Short exercise:
Repeat each entry as written and leave the images out of the copy.

Data extract:
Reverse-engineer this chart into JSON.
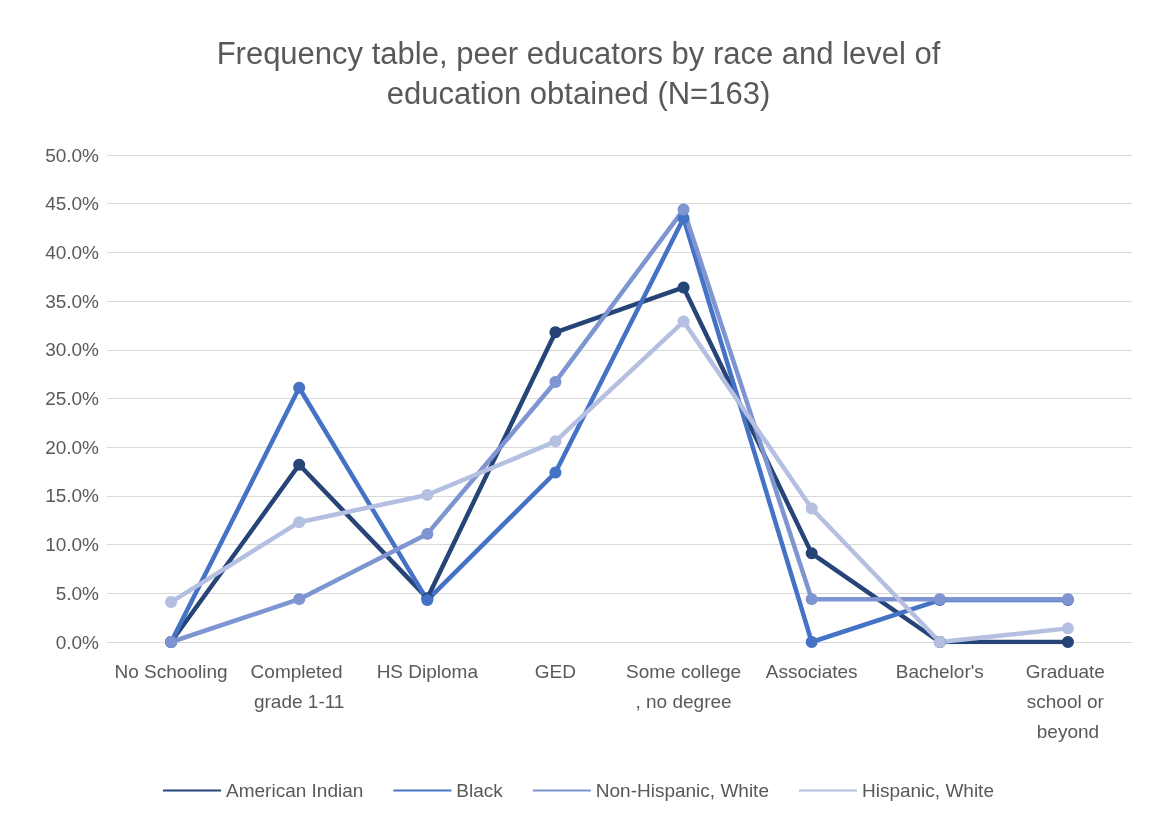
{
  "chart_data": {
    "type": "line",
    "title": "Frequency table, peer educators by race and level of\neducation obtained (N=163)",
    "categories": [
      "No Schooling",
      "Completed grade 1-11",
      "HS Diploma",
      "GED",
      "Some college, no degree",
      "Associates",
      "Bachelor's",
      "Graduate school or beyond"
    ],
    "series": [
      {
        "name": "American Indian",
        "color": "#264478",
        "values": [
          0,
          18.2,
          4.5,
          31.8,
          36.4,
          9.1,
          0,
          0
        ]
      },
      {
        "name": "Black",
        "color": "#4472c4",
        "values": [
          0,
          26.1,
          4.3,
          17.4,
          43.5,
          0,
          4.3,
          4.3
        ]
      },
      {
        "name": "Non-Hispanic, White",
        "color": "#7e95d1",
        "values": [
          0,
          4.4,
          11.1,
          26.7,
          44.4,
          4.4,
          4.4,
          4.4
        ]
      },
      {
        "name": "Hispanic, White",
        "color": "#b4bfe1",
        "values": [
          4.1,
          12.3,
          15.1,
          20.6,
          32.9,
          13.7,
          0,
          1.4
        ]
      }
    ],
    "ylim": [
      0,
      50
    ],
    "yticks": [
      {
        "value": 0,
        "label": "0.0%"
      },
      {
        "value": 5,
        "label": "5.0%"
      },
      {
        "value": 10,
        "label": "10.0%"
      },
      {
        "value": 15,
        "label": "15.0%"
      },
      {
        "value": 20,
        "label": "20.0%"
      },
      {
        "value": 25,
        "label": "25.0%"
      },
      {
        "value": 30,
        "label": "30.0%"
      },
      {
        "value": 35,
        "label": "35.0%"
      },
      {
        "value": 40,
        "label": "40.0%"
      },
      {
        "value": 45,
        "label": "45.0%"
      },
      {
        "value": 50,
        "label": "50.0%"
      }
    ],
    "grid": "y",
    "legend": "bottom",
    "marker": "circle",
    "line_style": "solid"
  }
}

Exercise output:
Reverse-engineer this chart into JSON.
{
  "chart_data": {
    "type": "line",
    "title": "Frequency table, peer educators by race and level of\neducation obtained (N=163)",
    "categories": [
      "No Schooling",
      "Completed grade 1-11",
      "HS Diploma",
      "GED",
      "Some college, no degree",
      "Associates",
      "Bachelor's",
      "Graduate school or beyond"
    ],
    "series": [
      {
        "name": "American Indian",
        "color": "#264478",
        "values": [
          0,
          18.2,
          4.5,
          31.8,
          36.4,
          9.1,
          0,
          0
        ]
      },
      {
        "name": "Black",
        "color": "#4472c4",
        "values": [
          0,
          26.1,
          4.3,
          17.4,
          43.5,
          0,
          4.3,
          4.3
        ]
      },
      {
        "name": "Non-Hispanic, White",
        "color": "#7e95d1",
        "values": [
          0,
          4.4,
          11.1,
          26.7,
          44.4,
          4.4,
          4.4,
          4.4
        ]
      },
      {
        "name": "Hispanic, White",
        "color": "#b4bfe1",
        "values": [
          4.1,
          12.3,
          15.1,
          20.6,
          32.9,
          13.7,
          0,
          1.4
        ]
      }
    ],
    "ylim": [
      0,
      50
    ],
    "yticks": [
      {
        "value": 0,
        "label": "0.0%"
      },
      {
        "value": 5,
        "label": "5.0%"
      },
      {
        "value": 10,
        "label": "10.0%"
      },
      {
        "value": 15,
        "label": "15.0%"
      },
      {
        "value": 20,
        "label": "20.0%"
      },
      {
        "value": 25,
        "label": "25.0%"
      },
      {
        "value": 30,
        "label": "30.0%"
      },
      {
        "value": 35,
        "label": "35.0%"
      },
      {
        "value": 40,
        "label": "40.0%"
      },
      {
        "value": 45,
        "label": "45.0%"
      },
      {
        "value": 50,
        "label": "50.0%"
      }
    ],
    "grid": "y",
    "legend": "bottom",
    "marker": "circle",
    "line_style": "solid"
  }
}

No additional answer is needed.